● **Given task**
Filter the entries below, keeping only lines with the word "Supply".

● **Source data**

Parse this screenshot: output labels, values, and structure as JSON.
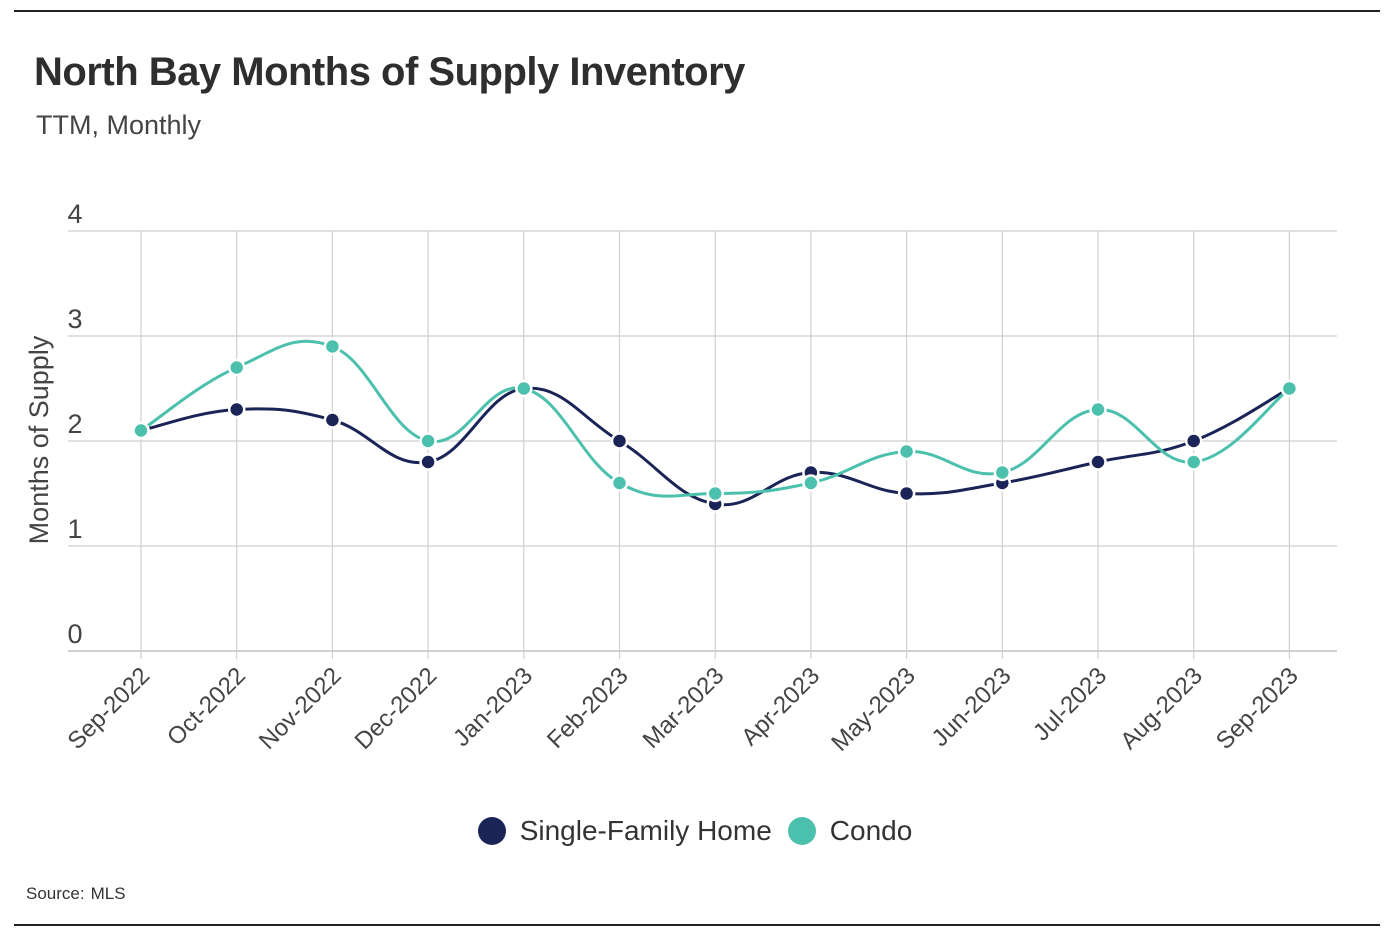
{
  "title": "North Bay Months of Supply Inventory",
  "subtitle": "TTM, Monthly",
  "source": {
    "label": "Source:",
    "value": "MLS"
  },
  "colors": {
    "single_family": "#1b2457",
    "condo": "#4bc1ad",
    "grid": "#cfcfcf"
  },
  "chart_data": {
    "type": "line",
    "title": "North Bay Months of Supply Inventory",
    "subtitle": "TTM, Monthly",
    "xlabel": "",
    "ylabel": "Months of Supply",
    "ylim": [
      0,
      4
    ],
    "yticks": [
      "0",
      "1",
      "2",
      "3",
      "4"
    ],
    "grid": true,
    "legend_position": "bottom",
    "categories": [
      "Sep-2022",
      "Oct-2022",
      "Nov-2022",
      "Dec-2022",
      "Jan-2023",
      "Feb-2023",
      "Mar-2023",
      "Apr-2023",
      "May-2023",
      "Jun-2023",
      "Jul-2023",
      "Aug-2023",
      "Sep-2023"
    ],
    "series": [
      {
        "name": "Single-Family Home",
        "color": "#1b2457",
        "values": [
          2.1,
          2.3,
          2.2,
          1.8,
          2.5,
          2.0,
          1.4,
          1.7,
          1.5,
          1.6,
          1.8,
          2.0,
          2.5
        ]
      },
      {
        "name": "Condo",
        "color": "#4bc1ad",
        "values": [
          2.1,
          2.7,
          2.9,
          2.0,
          2.5,
          1.6,
          1.5,
          1.6,
          1.9,
          1.7,
          2.3,
          1.8,
          2.5
        ]
      }
    ]
  }
}
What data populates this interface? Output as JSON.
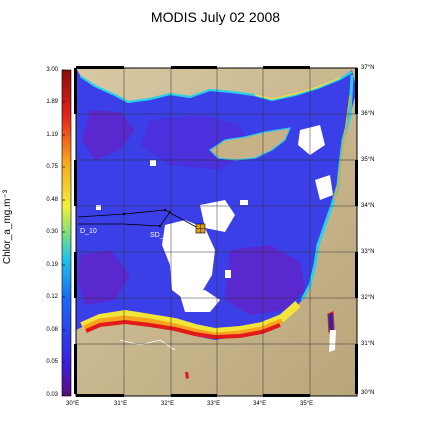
{
  "title": "MODIS July 02 2008",
  "colorbar": {
    "label": "Chlor_a_mg.m⁻³",
    "ticks": [
      "3.00",
      "1.89",
      "1.19",
      "0.75",
      "0.48",
      "0.30",
      "0.19",
      "0.12",
      "0.08",
      "0.05",
      "0.03"
    ]
  },
  "lat_labels": [
    "37°N",
    "36°N",
    "35°N",
    "34°N",
    "33°N",
    "32°N",
    "31°N",
    "30°N"
  ],
  "lon_labels": [
    "30°E",
    "31°E",
    "32°E",
    "33°E",
    "34°E",
    "35°E"
  ],
  "stations": [
    {
      "label": "D_10"
    },
    {
      "label": "SD_1"
    }
  ],
  "colors": {
    "land": "#c9b890",
    "sea_low": "#5b2bd6",
    "sea_mid": "#2b4cf0",
    "coast_high": "#e21a1a",
    "cloud": "#ffffff"
  }
}
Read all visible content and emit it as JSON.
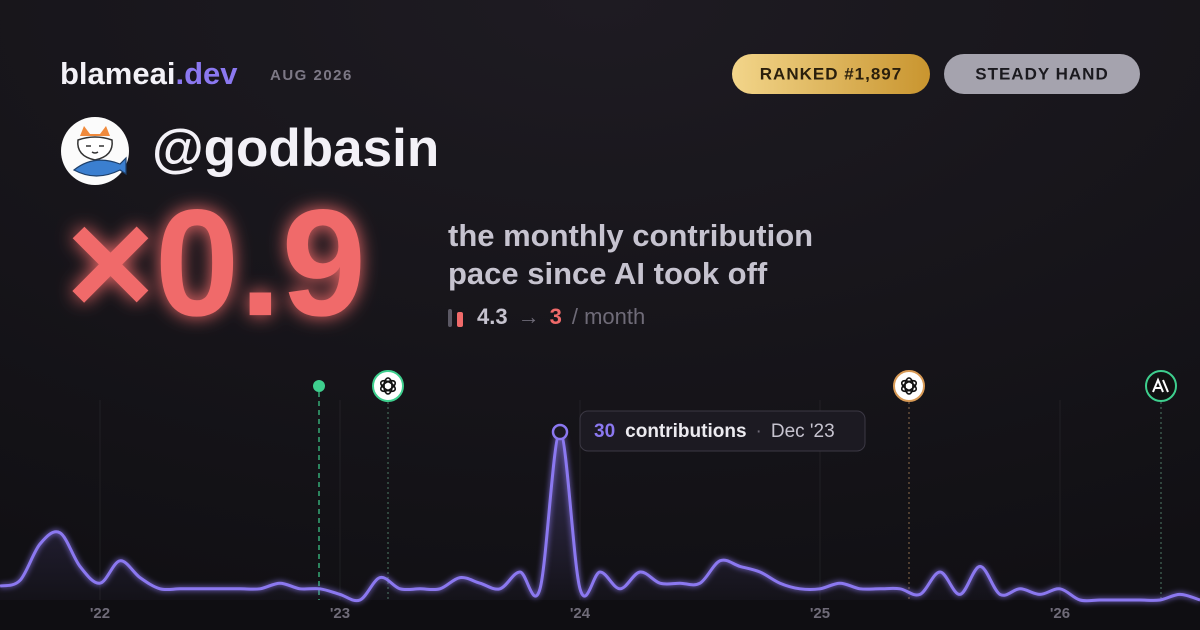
{
  "header": {
    "brand": "blameai",
    "brand_suffix": ".dev",
    "date": "AUG 2026",
    "badges": [
      "RANKED #1,897",
      "STEADY HAND"
    ]
  },
  "user": {
    "handle": "@godbasin"
  },
  "score": {
    "multiplier": "×0.9",
    "caption": [
      "the monthly contribution",
      "pace since AI took off"
    ],
    "before": 4.3,
    "arrow": "→",
    "after": 3,
    "unit": "/ month"
  },
  "chart_data": {
    "type": "line",
    "categories": [
      null,
      null,
      null,
      null,
      null,
      "'22",
      null,
      null,
      null,
      null,
      null,
      null,
      null,
      null,
      null,
      null,
      null,
      "'23",
      null,
      null,
      null,
      null,
      null,
      null,
      null,
      null,
      null,
      null,
      null,
      "'24",
      null,
      null,
      null,
      null,
      null,
      null,
      null,
      null,
      null,
      null,
      null,
      "'25",
      null,
      null,
      null,
      null,
      null,
      null,
      null,
      null,
      null,
      null,
      null,
      "'26",
      null,
      null,
      null,
      null,
      null,
      null,
      null
    ],
    "values": [
      2.5,
      3.5,
      10,
      12,
      6,
      3,
      7,
      4,
      2,
      2,
      2,
      2,
      2,
      2,
      3,
      2,
      2,
      1,
      0,
      4,
      2,
      2,
      2,
      4,
      3,
      2,
      5,
      2,
      30,
      2,
      5,
      2,
      5,
      3,
      3,
      3,
      7,
      6,
      5,
      3,
      2,
      2,
      3,
      2,
      2,
      2,
      1,
      5,
      1,
      6,
      1,
      2,
      1,
      2,
      0,
      0,
      0,
      0,
      0,
      1,
      0
    ],
    "color": "#8b78f0",
    "ylim": [
      0,
      30
    ],
    "tooltip": {
      "label": "contributions",
      "date": "Dec '23"
    }
  }
}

● **Exercise output**
  "title": "North Bay Months of Supply Inventory",
    "title": "North Bay Months of Supply Inventory",
    "ylabel": "Months of Supply",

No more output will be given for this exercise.